**Task to complete**
In the listing below, find every line containing "should" and copy it out.

**Data records**
━━━━━━━━━━━━━━━━

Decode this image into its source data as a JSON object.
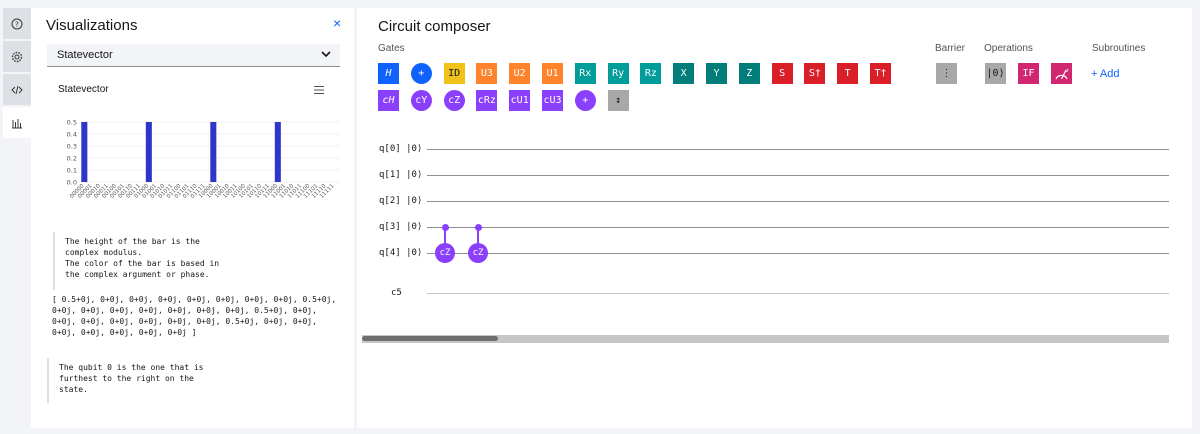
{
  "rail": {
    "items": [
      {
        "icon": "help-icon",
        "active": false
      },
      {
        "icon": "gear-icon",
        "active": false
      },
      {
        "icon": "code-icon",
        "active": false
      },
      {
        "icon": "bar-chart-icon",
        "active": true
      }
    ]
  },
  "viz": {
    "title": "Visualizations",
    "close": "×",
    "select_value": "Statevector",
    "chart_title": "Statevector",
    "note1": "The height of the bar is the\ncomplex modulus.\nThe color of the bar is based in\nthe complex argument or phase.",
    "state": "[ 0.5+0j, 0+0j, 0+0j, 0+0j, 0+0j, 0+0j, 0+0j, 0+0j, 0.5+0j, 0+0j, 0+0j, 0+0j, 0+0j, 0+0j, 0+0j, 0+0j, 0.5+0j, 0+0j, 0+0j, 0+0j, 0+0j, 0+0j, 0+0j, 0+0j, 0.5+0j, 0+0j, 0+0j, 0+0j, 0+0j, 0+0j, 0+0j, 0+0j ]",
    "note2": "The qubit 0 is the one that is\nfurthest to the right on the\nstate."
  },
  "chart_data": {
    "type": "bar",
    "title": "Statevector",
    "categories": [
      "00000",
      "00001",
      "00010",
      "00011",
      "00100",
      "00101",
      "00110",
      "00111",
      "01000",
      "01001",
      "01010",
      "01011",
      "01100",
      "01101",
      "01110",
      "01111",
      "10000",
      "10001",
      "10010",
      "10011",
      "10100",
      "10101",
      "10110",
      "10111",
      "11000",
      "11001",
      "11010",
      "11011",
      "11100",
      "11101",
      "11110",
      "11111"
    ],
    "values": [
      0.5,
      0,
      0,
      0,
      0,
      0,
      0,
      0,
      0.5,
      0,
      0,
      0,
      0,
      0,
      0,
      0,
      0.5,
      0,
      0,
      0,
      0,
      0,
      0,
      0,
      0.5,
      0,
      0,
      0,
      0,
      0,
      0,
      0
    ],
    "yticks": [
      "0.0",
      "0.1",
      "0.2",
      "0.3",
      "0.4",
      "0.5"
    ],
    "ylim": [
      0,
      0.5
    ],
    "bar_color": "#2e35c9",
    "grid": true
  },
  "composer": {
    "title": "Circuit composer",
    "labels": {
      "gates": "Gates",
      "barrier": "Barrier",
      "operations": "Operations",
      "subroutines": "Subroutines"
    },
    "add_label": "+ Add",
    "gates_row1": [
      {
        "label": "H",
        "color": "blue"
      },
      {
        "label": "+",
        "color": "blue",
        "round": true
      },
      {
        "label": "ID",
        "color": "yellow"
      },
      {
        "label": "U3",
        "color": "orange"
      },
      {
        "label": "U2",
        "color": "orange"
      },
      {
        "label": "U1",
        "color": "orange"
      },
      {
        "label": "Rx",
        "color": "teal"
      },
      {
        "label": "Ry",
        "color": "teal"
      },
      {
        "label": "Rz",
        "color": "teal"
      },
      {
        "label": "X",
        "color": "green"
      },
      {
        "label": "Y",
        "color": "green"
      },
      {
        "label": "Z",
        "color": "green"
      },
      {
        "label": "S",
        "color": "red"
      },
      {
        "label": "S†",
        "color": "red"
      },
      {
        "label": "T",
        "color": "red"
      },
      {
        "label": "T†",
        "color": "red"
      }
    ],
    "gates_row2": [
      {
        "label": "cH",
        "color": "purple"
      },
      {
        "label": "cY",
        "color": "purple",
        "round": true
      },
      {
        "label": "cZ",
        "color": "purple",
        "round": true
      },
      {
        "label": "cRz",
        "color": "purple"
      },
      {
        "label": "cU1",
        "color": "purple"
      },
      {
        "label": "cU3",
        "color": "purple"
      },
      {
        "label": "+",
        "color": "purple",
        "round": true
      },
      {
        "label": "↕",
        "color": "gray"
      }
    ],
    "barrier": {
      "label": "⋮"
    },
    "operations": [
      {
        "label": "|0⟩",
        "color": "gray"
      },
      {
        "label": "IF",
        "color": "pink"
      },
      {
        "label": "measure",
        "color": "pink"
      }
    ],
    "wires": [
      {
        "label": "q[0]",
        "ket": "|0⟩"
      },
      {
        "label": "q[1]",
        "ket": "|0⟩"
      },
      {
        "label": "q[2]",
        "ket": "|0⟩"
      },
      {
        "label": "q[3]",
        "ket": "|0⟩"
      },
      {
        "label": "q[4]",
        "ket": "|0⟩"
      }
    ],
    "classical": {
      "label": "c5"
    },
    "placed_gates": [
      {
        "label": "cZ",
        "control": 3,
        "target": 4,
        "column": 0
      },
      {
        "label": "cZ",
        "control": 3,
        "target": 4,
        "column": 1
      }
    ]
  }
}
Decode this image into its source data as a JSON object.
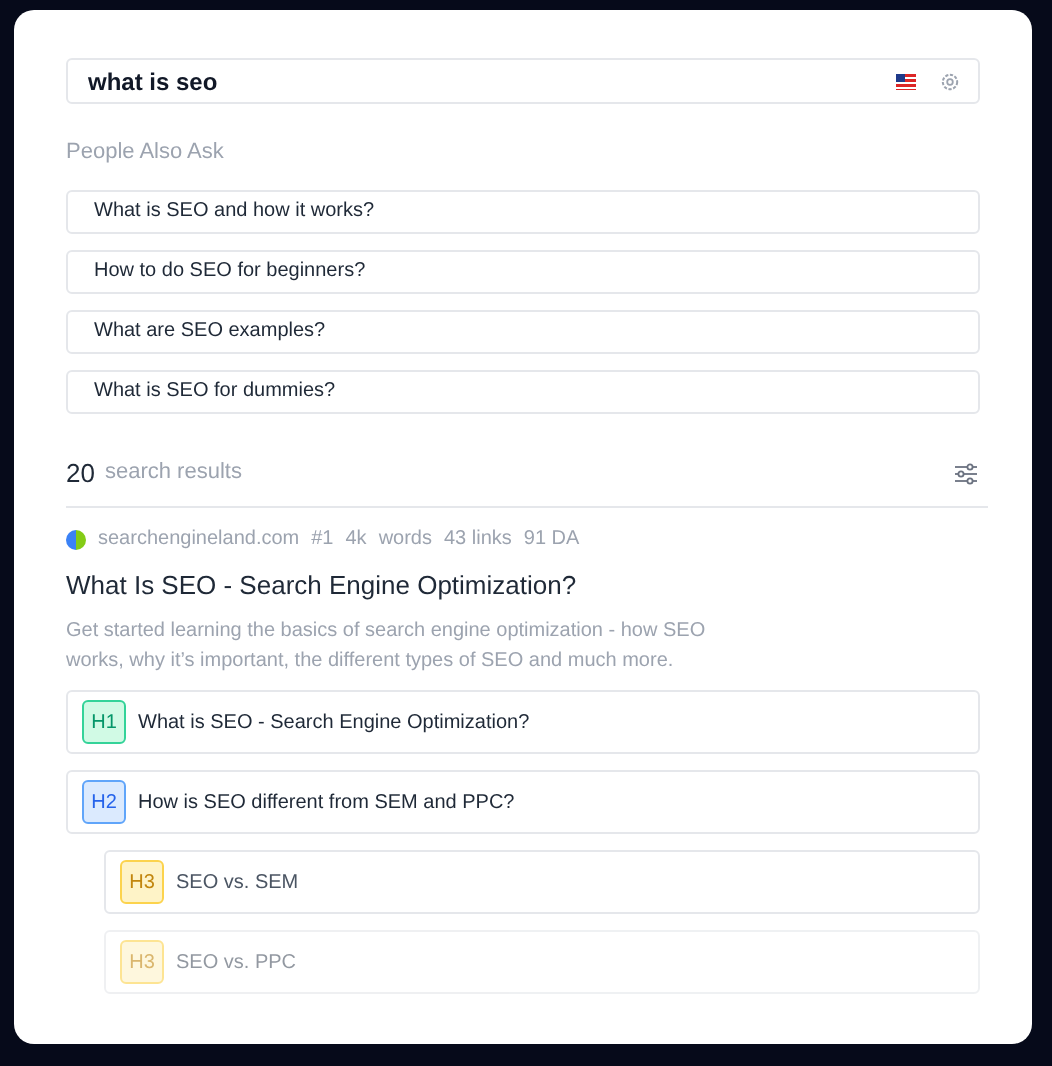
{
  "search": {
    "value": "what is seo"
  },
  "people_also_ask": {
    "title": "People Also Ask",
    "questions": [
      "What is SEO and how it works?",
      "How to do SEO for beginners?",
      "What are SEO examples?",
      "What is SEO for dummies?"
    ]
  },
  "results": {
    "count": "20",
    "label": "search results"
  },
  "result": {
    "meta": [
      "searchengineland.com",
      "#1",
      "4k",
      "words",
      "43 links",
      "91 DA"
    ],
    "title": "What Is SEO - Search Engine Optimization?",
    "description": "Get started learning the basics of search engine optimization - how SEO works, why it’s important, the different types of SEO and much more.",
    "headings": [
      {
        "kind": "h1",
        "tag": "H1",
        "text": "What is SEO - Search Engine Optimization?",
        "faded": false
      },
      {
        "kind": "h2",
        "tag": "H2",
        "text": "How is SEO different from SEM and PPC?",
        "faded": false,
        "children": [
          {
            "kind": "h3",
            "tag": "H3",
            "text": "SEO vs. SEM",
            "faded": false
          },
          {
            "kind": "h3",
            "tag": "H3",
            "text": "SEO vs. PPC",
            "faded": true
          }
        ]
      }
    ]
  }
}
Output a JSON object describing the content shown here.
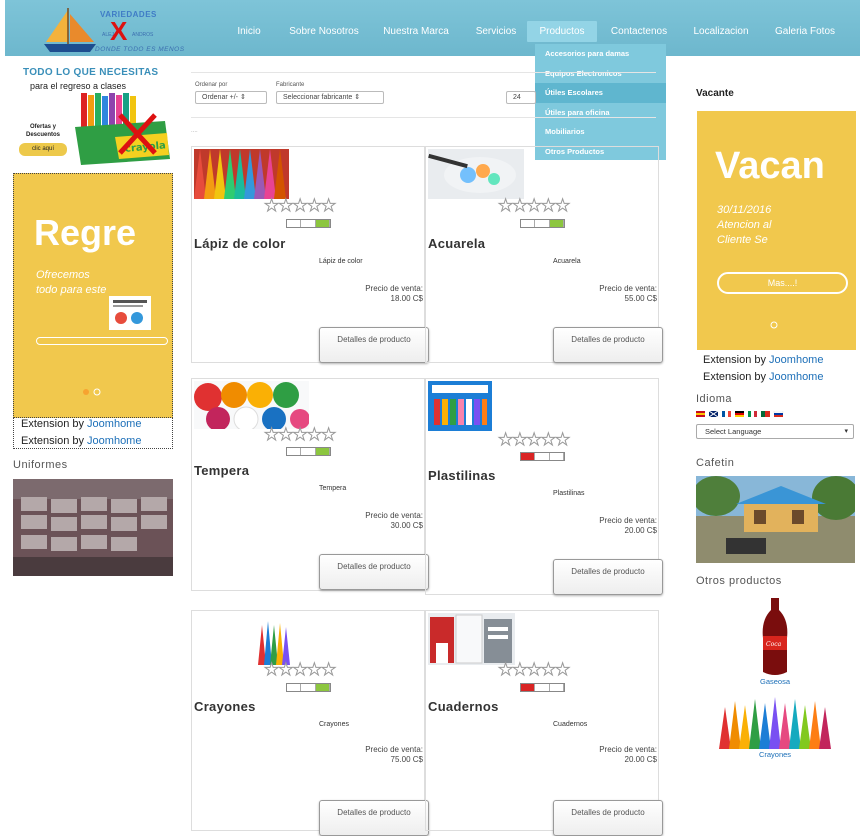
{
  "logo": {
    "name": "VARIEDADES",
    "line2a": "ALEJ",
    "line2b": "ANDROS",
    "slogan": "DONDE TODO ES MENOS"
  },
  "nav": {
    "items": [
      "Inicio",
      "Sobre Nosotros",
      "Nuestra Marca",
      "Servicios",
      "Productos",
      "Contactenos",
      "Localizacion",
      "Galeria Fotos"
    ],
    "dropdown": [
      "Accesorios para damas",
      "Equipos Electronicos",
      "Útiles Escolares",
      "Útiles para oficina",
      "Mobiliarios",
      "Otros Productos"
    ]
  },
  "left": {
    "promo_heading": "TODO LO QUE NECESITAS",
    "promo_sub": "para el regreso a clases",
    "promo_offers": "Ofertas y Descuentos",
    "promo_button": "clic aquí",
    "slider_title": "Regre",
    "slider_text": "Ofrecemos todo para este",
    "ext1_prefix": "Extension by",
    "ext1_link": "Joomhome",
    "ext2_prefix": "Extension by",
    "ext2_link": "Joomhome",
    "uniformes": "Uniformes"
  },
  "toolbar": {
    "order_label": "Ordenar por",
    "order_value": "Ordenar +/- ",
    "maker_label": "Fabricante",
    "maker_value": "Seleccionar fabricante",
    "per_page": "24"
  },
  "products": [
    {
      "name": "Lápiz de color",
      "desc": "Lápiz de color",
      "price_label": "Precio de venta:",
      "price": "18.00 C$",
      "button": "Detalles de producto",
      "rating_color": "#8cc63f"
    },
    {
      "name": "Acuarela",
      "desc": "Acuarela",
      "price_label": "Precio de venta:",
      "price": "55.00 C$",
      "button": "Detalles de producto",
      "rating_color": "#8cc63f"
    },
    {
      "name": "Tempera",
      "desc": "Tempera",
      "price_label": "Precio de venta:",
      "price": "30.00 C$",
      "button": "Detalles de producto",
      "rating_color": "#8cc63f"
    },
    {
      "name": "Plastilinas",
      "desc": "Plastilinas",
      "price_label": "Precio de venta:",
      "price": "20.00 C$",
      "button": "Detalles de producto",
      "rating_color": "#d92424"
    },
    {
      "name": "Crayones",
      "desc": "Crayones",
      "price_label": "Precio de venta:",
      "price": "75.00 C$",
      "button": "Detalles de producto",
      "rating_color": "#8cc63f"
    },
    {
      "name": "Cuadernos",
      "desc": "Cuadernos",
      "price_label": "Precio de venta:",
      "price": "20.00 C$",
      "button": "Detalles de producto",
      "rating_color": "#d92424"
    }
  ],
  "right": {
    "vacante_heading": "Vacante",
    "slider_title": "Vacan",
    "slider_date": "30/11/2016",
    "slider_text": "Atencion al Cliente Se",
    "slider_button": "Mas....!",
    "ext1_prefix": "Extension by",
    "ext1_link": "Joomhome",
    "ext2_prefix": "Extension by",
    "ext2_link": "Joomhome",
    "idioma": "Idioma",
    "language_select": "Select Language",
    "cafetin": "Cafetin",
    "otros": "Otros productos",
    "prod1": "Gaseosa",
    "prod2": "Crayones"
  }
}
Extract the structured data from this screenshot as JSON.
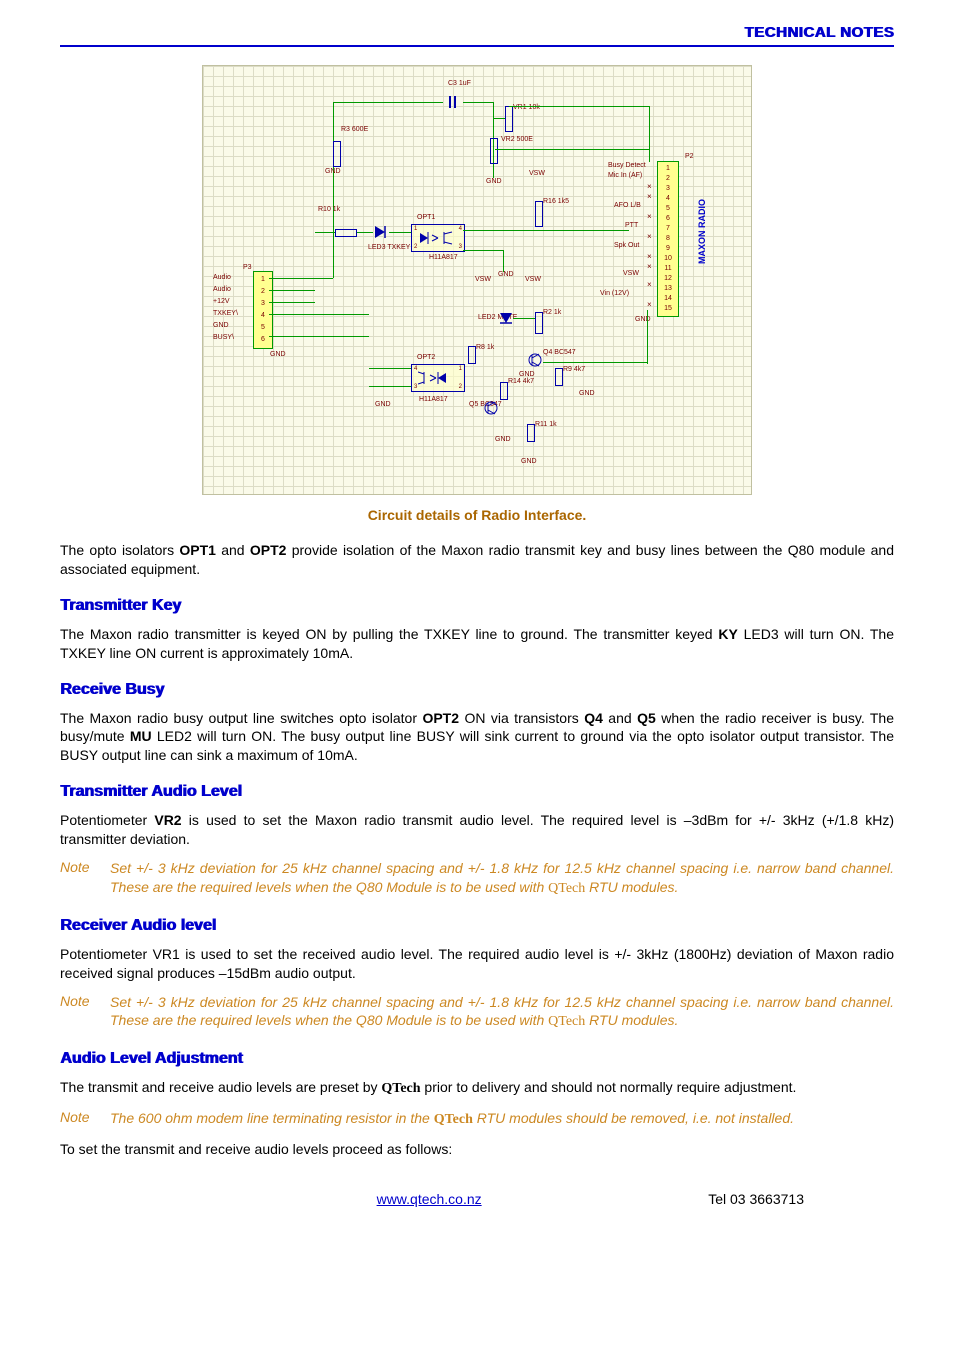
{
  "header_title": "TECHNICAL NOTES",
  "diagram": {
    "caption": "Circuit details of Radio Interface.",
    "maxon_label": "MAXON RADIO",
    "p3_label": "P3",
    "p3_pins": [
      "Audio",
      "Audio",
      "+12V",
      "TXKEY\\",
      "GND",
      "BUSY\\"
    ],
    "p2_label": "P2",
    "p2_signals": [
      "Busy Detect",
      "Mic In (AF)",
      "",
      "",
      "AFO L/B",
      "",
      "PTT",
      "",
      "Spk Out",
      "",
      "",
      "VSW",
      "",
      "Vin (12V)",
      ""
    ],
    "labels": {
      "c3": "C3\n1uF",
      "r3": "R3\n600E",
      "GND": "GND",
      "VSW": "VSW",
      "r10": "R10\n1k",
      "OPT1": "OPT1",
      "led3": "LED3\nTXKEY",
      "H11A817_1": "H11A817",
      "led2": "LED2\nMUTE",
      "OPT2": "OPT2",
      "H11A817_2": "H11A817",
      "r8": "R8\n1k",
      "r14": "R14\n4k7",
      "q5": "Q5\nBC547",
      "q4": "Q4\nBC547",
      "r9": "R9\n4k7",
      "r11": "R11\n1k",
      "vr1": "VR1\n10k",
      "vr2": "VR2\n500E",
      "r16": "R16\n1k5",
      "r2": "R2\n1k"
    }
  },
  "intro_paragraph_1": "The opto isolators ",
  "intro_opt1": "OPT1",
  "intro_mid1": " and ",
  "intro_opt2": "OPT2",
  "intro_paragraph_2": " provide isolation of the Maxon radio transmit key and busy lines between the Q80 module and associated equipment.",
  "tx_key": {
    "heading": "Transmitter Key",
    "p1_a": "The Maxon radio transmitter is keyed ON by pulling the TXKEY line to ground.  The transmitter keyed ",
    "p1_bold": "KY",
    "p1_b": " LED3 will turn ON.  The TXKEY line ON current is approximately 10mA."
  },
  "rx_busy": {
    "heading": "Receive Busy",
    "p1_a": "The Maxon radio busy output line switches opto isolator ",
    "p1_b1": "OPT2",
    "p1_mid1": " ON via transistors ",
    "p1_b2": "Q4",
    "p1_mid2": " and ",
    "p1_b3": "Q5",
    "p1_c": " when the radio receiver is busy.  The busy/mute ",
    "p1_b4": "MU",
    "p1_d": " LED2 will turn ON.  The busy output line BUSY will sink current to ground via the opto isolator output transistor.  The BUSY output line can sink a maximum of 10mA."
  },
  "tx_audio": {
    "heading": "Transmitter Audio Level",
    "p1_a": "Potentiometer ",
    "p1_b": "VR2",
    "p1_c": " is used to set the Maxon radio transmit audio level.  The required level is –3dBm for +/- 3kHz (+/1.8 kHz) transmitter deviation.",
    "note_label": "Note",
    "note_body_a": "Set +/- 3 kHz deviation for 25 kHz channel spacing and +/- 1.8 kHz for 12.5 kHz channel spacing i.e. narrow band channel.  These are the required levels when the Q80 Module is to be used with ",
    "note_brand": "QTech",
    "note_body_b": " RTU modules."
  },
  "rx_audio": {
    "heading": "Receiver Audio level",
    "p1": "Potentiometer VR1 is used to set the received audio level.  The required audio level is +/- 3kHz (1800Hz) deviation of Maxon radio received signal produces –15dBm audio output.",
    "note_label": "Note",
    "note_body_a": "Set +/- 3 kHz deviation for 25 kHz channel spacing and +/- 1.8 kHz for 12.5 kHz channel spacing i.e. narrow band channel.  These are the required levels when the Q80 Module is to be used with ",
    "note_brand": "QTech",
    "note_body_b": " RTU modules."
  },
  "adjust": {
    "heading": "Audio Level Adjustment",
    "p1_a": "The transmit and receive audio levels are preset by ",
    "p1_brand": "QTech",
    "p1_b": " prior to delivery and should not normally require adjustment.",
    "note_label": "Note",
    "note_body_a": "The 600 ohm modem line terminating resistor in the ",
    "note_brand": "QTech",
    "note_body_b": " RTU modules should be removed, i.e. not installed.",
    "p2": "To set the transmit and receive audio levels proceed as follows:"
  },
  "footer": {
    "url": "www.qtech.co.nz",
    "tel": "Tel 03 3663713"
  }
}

━━━━━━━━━━━━━━━━

**Result below**
    "p1_b": " prior to delivery and should not normally require adjustment.",
    "note_body_b": " RTU modules should be removed, i.e. not installed.",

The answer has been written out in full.